[DATA RECORDS]
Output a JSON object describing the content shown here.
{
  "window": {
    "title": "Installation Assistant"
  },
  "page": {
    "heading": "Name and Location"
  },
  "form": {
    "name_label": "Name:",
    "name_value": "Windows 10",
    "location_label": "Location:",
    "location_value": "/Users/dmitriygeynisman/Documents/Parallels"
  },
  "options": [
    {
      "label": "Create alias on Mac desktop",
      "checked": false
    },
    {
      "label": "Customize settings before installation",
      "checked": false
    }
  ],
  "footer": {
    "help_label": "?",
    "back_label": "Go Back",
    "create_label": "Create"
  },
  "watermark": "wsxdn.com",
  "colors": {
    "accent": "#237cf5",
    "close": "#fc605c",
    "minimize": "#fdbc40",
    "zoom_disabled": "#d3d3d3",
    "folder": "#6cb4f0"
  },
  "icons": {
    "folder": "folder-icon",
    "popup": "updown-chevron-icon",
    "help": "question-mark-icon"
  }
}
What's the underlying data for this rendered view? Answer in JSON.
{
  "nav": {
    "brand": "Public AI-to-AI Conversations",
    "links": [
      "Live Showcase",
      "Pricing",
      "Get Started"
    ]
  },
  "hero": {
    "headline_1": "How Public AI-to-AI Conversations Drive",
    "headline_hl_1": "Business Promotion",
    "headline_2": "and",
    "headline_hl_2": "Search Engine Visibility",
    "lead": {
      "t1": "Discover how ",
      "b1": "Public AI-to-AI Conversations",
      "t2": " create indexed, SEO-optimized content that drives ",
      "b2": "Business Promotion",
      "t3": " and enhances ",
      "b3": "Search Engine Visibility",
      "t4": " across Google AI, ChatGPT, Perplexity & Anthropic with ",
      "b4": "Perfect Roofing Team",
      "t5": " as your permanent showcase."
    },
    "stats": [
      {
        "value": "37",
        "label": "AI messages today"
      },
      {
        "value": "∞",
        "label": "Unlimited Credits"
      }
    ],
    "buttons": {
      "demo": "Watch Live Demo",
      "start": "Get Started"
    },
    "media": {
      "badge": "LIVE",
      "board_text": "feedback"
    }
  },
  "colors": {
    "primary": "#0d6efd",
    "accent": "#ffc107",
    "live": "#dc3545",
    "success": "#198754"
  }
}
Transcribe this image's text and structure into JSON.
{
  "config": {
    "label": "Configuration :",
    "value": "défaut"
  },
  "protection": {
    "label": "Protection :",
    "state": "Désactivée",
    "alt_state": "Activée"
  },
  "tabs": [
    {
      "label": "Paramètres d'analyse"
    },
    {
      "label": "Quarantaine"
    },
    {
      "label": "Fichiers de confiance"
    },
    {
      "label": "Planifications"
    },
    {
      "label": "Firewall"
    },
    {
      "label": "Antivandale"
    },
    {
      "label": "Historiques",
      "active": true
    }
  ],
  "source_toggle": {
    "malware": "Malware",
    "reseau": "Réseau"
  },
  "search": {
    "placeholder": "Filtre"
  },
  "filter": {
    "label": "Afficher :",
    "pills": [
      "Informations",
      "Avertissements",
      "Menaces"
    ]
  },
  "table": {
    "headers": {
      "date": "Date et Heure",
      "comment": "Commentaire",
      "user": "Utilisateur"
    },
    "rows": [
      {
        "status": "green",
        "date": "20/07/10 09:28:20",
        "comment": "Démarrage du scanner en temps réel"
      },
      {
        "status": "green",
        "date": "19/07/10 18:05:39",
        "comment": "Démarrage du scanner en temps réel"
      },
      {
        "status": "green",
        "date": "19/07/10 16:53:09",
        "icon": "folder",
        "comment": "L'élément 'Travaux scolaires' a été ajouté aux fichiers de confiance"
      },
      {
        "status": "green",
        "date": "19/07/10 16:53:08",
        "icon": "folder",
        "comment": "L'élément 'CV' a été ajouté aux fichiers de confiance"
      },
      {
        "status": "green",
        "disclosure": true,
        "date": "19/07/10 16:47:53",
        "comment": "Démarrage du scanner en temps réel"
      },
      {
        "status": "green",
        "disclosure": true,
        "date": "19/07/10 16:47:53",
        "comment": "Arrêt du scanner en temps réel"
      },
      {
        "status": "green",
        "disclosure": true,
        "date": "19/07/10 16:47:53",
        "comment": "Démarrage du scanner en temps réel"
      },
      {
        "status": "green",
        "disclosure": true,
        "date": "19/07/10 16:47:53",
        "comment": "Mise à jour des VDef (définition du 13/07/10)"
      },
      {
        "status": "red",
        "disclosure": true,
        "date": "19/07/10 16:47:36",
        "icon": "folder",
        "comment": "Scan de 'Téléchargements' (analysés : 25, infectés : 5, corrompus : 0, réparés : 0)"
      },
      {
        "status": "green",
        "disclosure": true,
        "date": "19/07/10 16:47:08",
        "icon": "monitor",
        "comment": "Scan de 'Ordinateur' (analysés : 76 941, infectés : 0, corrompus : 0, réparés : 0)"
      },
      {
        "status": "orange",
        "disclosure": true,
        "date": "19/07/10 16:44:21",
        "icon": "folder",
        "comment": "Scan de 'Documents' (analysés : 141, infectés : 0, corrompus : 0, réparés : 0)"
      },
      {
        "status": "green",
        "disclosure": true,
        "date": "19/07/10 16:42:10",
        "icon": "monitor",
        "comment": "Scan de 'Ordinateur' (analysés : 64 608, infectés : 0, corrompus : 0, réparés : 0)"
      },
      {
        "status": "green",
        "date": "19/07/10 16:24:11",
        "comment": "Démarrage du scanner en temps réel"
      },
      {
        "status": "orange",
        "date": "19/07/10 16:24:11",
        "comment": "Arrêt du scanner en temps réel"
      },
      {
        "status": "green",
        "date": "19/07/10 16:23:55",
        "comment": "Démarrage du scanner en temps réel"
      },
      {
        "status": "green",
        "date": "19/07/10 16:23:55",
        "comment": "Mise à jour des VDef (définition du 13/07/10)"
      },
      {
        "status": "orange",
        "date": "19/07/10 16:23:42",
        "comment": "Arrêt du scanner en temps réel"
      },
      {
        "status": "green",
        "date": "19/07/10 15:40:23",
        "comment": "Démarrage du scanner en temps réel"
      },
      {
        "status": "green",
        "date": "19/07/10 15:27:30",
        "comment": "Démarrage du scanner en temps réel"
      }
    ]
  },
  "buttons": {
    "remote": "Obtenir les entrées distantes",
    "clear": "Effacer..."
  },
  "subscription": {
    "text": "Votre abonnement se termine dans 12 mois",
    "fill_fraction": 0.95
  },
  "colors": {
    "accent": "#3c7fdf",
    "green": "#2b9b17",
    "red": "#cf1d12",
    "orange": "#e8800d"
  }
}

[GIVEN EXERCISE]
Return all of the entries word for word.

[FINISHED EXERCISE]
Output a JSON object describing the content shown here.
{
  "window": {
    "title": "Installation Assistant"
  },
  "page": {
    "heading": "Name and Location"
  },
  "form": {
    "name_label": "Name:",
    "name_value": "Windows 10",
    "location_label": "Location:",
    "location_value": "/Users/dmitriygeynisman/Documents/Parallels"
  },
  "options": [
    {
      "label": "Create alias on Mac desktop",
      "checked": false
    },
    {
      "label": "Customize settings before installation",
      "checked": false
    }
  ],
  "footer": {
    "help_label": "?",
    "back_label": "Go Back",
    "create_label": "Create"
  },
  "watermark": "wsxdn.com",
  "colors": {
    "accent": "#237cf5",
    "close": "#fc605c",
    "minimize": "#fdbc40",
    "zoom_disabled": "#d3d3d3",
    "folder": "#6cb4f0"
  },
  "icons": {
    "folder": "folder-icon",
    "popup": "updown-chevron-icon",
    "help": "question-mark-icon"
  }
}
What's the underlying data for this rendered view? Answer in JSON.
{
  "nav": {
    "brand": "Public AI-to-AI Conversations",
    "links": [
      "Live Showcase",
      "Pricing",
      "Get Started"
    ]
  },
  "hero": {
    "headline_1": "How Public AI-to-AI Conversations Drive",
    "headline_hl_1": "Business Promotion",
    "headline_2": "and",
    "headline_hl_2": "Search Engine Visibility",
    "lead": {
      "t1": "Discover how ",
      "b1": "Public AI-to-AI Conversations",
      "t2": " create indexed, SEO-optimized content that drives ",
      "b2": "Business Promotion",
      "t3": " and enhances ",
      "b3": "Search Engine Visibility",
      "t4": " across Google AI, ChatGPT, Perplexity & Anthropic with ",
      "b4": "Perfect Roofing Team",
      "t5": " as your permanent showcase."
    },
    "stats": [
      {
        "value": "37",
        "label": "AI messages today"
      },
      {
        "value": "∞",
        "label": "Unlimited Credits"
      }
    ],
    "buttons": {
      "demo": "Watch Live Demo",
      "start": "Get Started"
    },
    "media": {
      "badge": "LIVE",
      "board_text": "feedback"
    }
  },
  "colors": {
    "primary": "#0d6efd",
    "accent": "#ffc107",
    "live": "#dc3545",
    "success": "#198754"
  }
}
Transcribe this image's text and structure into JSON.
{
  "config": {
    "label": "Configuration :",
    "value": "défaut"
  },
  "protection": {
    "label": "Protection :",
    "state": "Désactivée",
    "alt_state": "Activée"
  },
  "tabs": [
    {
      "label": "Paramètres d'analyse"
    },
    {
      "label": "Quarantaine"
    },
    {
      "label": "Fichiers de confiance"
    },
    {
      "label": "Planifications"
    },
    {
      "label": "Firewall"
    },
    {
      "label": "Antivandale"
    },
    {
      "label": "Historiques",
      "active": true
    }
  ],
  "source_toggle": {
    "malware": "Malware",
    "reseau": "Réseau"
  },
  "search": {
    "placeholder": "Filtre"
  },
  "filter": {
    "label": "Afficher :",
    "pills": [
      "Informations",
      "Avertissements",
      "Menaces"
    ]
  },
  "table": {
    "headers": {
      "date": "Date et Heure",
      "comment": "Commentaire",
      "user": "Utilisateur"
    },
    "rows": [
      {
        "status": "green",
        "date": "20/07/10 09:28:20",
        "comment": "Démarrage du scanner en temps réel"
      },
      {
        "status": "green",
        "date": "19/07/10 18:05:39",
        "comment": "Démarrage du scanner en temps réel"
      },
      {
        "status": "green",
        "date": "19/07/10 16:53:09",
        "icon": "folder",
        "comment": "L'élément 'Travaux scolaires' a été ajouté aux fichiers de confiance"
      },
      {
        "status": "green",
        "date": "19/07/10 16:53:08",
        "icon": "folder",
        "comment": "L'élément 'CV' a été ajouté aux fichiers de confiance"
      },
      {
        "status": "green",
        "disclosure": true,
        "date": "19/07/10 16:47:53",
        "comment": "Démarrage du scanner en temps réel"
      },
      {
        "status": "green",
        "disclosure": true,
        "date": "19/07/10 16:47:53",
        "comment": "Arrêt du scanner en temps réel"
      },
      {
        "status": "green",
        "disclosure": true,
        "date": "19/07/10 16:47:53",
        "comment": "Démarrage du scanner en temps réel"
      },
      {
        "status": "green",
        "disclosure": true,
        "date": "19/07/10 16:47:53",
        "comment": "Mise à jour des VDef (définition du 13/07/10)"
      },
      {
        "status": "red",
        "disclosure": true,
        "date": "19/07/10 16:47:36",
        "icon": "folder",
        "comment": "Scan de 'Téléchargements' (analysés : 25, infectés : 5, corrompus : 0, réparés : 0)"
      },
      {
        "status": "green",
        "disclosure": true,
        "date": "19/07/10 16:47:08",
        "icon": "monitor",
        "comment": "Scan de 'Ordinateur' (analysés : 76 941, infectés : 0, corrompus : 0, réparés : 0)"
      },
      {
        "status": "orange",
        "disclosure": true,
        "date": "19/07/10 16:44:21",
        "icon": "folder",
        "comment": "Scan de 'Documents' (analysés : 141, infectés : 0, corrompus : 0, réparés : 0)"
      },
      {
        "status": "green",
        "disclosure": true,
        "date": "19/07/10 16:42:10",
        "icon": "monitor",
        "comment": "Scan de 'Ordinateur' (analysés : 64 608, infectés : 0, corrompus : 0, réparés : 0)"
      },
      {
        "status": "green",
        "date": "19/07/10 16:24:11",
        "comment": "Démarrage du scanner en temps réel"
      },
      {
        "status": "orange",
        "date": "19/07/10 16:24:11",
        "comment": "Arrêt du scanner en temps réel"
      },
      {
        "status": "green",
        "date": "19/07/10 16:23:55",
        "comment": "Démarrage du scanner en temps réel"
      },
      {
        "status": "green",
        "date": "19/07/10 16:23:55",
        "comment": "Mise à jour des VDef (définition du 13/07/10)"
      },
      {
        "status": "orange",
        "date": "19/07/10 16:23:42",
        "comment": "Arrêt du scanner en temps réel"
      },
      {
        "status": "green",
        "date": "19/07/10 15:40:23",
        "comment": "Démarrage du scanner en temps réel"
      },
      {
        "status": "green",
        "date": "19/07/10 15:27:30",
        "comment": "Démarrage du scanner en temps réel"
      }
    ]
  },
  "buttons": {
    "remote": "Obtenir les entrées distantes",
    "clear": "Effacer..."
  },
  "subscription": {
    "text": "Votre abonnement se termine dans 12 mois",
    "fill_fraction": 0.95
  },
  "colors": {
    "accent": "#3c7fdf",
    "green": "#2b9b17",
    "red": "#cf1d12",
    "orange": "#e8800d"
  }
}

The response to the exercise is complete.